Dataset entries for page text
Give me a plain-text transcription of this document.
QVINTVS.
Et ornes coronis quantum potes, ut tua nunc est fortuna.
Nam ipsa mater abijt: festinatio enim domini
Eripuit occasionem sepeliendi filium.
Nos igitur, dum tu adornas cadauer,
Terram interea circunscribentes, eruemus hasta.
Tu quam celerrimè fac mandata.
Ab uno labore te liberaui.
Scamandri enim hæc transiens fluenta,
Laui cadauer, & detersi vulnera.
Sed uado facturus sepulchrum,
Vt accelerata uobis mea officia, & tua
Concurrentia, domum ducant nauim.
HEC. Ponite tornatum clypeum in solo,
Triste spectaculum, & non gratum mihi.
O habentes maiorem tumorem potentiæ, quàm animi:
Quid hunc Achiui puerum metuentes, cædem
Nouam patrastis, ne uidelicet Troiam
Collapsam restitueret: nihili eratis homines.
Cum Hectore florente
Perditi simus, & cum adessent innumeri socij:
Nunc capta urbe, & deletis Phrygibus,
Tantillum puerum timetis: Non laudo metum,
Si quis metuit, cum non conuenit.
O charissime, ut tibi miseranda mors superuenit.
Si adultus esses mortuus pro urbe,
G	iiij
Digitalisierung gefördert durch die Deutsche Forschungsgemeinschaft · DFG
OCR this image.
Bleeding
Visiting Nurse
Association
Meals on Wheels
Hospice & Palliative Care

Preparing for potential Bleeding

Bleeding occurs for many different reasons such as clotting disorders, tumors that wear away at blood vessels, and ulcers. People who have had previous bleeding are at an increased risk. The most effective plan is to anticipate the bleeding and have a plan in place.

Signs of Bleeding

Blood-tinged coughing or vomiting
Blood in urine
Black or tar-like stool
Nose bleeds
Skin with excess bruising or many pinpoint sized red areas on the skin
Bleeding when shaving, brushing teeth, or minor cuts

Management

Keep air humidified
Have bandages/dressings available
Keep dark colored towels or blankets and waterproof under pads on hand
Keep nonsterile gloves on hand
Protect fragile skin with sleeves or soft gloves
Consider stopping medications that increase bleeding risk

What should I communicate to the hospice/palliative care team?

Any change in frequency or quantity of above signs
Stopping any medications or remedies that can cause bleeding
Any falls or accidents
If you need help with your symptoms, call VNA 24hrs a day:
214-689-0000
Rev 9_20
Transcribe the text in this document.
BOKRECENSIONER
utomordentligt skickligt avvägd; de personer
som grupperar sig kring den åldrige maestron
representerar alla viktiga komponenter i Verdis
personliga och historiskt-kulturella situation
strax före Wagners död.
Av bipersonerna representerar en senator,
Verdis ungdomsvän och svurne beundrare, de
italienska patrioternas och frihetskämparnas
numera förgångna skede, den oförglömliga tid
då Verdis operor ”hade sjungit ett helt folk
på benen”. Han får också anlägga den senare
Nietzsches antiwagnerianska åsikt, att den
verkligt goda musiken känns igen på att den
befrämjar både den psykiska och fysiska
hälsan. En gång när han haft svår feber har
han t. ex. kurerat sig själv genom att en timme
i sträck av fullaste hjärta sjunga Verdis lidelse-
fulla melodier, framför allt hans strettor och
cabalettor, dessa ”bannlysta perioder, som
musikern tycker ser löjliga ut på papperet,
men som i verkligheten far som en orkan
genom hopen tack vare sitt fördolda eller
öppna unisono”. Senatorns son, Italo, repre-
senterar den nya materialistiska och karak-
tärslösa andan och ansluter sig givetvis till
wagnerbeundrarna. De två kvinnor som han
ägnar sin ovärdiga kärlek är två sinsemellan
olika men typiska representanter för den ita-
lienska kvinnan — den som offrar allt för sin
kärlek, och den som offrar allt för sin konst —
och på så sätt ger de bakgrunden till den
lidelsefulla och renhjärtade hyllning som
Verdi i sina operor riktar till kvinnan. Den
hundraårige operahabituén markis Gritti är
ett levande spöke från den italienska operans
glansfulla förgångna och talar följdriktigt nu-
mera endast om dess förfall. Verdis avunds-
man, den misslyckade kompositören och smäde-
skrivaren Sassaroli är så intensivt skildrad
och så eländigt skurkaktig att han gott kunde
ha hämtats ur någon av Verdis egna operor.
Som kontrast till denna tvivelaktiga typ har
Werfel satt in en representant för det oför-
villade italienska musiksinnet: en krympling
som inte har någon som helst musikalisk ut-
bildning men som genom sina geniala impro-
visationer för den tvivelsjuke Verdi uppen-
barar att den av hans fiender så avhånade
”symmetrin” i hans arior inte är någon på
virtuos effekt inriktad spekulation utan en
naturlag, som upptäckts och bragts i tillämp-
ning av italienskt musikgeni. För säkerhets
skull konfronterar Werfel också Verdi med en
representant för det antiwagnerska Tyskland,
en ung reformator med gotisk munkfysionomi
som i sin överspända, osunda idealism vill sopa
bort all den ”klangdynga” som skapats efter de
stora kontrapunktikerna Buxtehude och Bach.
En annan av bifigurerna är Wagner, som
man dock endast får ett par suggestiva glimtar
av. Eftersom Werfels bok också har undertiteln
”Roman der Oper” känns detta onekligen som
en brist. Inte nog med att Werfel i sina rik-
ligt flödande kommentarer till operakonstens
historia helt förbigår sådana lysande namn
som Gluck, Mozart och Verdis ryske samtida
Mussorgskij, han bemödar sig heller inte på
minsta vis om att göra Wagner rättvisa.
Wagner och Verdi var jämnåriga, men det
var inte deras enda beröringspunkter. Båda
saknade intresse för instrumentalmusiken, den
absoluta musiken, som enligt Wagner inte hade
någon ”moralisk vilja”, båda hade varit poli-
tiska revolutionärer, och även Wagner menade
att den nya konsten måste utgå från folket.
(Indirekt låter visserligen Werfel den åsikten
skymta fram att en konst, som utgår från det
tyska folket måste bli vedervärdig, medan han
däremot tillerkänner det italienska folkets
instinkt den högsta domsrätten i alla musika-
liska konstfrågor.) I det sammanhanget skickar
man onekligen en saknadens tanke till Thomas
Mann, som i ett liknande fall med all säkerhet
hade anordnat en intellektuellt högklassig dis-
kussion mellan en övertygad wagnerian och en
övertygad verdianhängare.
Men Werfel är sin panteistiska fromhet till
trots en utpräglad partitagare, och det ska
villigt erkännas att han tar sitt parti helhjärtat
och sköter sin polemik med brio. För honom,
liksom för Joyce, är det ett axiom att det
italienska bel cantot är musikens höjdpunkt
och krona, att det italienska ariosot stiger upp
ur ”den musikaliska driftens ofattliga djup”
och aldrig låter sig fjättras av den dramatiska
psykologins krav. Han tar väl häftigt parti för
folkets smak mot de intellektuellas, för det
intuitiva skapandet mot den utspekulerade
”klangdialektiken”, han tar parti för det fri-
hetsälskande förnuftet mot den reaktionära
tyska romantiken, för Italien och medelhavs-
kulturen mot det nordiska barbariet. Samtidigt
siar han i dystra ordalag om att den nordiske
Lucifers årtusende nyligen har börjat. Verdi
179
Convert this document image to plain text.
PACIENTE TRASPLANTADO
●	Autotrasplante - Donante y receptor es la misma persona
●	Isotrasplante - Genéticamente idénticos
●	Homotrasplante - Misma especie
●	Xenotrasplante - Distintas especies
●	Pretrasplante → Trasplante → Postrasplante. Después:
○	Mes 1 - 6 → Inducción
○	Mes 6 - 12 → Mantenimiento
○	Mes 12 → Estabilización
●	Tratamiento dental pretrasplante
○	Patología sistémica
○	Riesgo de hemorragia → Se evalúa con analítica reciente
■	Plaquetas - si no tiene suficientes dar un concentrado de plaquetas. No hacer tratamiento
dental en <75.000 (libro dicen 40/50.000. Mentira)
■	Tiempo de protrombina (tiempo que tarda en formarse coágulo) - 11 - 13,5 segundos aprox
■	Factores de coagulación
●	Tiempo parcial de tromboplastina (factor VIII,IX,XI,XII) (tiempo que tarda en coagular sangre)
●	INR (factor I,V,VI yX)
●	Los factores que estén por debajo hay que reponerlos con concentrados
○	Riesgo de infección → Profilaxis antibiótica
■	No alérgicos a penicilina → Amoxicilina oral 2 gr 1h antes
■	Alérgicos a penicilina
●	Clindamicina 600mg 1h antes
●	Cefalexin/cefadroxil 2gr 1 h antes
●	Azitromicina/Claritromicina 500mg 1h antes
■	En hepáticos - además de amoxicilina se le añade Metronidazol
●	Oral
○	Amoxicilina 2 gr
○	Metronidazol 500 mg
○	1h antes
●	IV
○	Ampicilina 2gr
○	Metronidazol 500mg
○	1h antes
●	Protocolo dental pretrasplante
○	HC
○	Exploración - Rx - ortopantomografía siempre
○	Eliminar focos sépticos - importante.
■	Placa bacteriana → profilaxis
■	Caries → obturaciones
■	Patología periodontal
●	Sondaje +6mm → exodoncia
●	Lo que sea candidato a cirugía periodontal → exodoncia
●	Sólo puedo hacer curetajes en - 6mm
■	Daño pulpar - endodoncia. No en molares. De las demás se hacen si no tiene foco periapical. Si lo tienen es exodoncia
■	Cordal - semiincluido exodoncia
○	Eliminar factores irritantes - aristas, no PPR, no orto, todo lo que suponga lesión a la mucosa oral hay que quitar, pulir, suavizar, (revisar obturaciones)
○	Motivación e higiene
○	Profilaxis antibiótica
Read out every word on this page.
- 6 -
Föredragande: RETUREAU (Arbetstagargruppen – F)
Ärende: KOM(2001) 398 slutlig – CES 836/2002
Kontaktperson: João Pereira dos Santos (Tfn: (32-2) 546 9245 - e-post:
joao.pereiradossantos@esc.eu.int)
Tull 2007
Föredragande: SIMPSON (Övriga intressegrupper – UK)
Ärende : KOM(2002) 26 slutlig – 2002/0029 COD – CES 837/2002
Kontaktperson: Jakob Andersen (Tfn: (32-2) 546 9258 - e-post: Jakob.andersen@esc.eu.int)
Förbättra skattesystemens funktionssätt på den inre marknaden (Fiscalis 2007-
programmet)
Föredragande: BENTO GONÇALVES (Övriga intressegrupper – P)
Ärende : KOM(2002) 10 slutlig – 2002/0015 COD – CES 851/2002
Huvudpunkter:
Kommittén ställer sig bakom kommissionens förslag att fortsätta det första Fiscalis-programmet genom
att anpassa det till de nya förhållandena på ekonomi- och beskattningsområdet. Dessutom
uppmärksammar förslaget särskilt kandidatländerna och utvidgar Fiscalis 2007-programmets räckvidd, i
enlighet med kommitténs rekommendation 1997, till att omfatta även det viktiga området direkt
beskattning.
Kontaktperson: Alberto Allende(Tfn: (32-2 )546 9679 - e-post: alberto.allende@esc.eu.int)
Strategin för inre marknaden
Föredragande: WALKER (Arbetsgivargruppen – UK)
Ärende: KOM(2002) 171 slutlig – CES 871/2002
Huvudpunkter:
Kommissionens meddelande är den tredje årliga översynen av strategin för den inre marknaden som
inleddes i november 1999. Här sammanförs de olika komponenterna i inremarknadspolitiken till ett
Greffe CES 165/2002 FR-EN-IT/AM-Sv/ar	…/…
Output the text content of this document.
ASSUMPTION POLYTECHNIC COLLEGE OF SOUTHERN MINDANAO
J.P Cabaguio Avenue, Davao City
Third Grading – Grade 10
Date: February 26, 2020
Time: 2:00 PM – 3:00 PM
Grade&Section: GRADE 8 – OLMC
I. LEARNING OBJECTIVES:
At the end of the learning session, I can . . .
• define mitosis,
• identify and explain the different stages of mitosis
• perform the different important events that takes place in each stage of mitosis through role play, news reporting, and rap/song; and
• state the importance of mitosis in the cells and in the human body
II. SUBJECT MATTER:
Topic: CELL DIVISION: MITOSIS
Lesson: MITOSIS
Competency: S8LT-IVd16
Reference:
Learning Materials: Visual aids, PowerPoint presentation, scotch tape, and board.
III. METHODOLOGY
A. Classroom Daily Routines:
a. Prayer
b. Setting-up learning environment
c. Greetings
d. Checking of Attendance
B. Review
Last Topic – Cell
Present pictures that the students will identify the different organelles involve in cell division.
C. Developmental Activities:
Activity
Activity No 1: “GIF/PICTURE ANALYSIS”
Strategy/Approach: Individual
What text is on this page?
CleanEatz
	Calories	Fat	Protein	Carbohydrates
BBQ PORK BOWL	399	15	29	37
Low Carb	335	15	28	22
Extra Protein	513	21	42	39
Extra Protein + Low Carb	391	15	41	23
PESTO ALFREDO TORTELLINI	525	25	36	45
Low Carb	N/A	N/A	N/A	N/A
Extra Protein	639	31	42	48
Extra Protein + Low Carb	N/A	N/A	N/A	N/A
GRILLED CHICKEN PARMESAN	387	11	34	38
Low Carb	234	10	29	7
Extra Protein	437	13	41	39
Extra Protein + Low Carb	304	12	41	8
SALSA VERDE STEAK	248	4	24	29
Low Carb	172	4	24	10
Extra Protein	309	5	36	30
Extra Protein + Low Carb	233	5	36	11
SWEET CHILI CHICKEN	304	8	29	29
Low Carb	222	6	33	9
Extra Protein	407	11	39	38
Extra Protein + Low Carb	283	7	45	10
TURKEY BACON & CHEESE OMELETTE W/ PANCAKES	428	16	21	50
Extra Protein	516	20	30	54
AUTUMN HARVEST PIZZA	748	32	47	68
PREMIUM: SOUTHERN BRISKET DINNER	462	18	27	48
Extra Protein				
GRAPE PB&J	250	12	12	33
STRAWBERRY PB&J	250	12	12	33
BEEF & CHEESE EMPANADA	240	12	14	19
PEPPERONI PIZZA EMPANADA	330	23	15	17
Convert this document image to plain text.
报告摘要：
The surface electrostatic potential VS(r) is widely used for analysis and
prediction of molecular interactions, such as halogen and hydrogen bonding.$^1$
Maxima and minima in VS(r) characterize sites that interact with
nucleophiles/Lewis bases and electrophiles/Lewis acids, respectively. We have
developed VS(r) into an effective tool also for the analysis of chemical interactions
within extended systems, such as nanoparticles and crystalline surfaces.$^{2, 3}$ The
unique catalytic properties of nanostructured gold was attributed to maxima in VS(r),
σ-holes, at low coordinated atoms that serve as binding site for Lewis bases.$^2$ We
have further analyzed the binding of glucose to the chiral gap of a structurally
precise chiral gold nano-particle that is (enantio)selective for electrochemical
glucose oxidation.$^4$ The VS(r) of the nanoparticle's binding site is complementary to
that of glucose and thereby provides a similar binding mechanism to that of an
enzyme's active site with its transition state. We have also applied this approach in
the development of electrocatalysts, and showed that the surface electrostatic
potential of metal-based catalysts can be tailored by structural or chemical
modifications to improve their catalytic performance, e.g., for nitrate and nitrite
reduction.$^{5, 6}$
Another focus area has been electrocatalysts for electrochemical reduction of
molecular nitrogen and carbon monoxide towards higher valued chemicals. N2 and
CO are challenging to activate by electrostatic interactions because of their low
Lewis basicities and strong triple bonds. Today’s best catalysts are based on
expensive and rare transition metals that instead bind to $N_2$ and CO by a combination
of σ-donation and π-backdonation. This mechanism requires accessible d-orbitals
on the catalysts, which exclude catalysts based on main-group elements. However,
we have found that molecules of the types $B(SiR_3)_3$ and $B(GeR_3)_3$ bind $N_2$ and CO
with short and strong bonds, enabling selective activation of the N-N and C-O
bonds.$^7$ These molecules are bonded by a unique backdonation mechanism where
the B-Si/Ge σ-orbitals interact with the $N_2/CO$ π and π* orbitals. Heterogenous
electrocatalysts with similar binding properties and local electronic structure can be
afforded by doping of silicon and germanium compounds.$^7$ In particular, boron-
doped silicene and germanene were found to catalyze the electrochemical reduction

= Exercise aim =
If a line in the entries contains the word "sitt", copy that line out.

= The completed task =
genom hopen tack vare sitt fördolda eller
villigt erkännas att han tar sitt parti helhjärtat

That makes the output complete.